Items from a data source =

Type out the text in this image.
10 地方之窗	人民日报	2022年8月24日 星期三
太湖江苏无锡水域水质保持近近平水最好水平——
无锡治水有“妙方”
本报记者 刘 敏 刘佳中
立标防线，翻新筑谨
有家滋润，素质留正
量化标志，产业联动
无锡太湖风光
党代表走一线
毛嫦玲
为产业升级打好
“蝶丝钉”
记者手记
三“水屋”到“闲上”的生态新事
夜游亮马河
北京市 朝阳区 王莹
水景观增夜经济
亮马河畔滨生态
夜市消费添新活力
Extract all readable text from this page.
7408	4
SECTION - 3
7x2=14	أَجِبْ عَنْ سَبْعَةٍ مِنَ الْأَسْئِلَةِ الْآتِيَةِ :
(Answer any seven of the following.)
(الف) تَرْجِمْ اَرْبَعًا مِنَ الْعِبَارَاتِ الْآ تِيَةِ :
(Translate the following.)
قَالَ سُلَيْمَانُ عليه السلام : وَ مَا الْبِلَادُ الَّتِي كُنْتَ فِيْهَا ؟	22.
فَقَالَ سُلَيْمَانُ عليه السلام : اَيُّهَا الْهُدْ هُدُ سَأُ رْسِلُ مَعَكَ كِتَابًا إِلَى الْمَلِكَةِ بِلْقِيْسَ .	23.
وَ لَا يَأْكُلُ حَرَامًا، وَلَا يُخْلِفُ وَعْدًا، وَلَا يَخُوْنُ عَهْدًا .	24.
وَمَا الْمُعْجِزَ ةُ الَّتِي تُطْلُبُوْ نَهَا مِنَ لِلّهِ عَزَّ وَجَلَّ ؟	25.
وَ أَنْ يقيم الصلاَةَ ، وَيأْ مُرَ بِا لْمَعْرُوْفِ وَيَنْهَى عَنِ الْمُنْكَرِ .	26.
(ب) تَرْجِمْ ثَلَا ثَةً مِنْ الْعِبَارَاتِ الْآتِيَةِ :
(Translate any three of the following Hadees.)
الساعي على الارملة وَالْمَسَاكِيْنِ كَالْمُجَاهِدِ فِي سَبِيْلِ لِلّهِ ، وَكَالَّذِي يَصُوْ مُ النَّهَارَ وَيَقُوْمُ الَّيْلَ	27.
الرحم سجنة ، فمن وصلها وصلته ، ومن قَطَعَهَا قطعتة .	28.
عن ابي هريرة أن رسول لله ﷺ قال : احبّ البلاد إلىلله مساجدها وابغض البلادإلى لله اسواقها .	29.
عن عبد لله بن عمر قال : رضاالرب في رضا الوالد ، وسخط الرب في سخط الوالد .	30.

EXERCISE AIM =
From the entries above, return each line with the word "this" in it.

CORRECT OUTPUT =
Type out the text in this image.
Extract all readable text from this page.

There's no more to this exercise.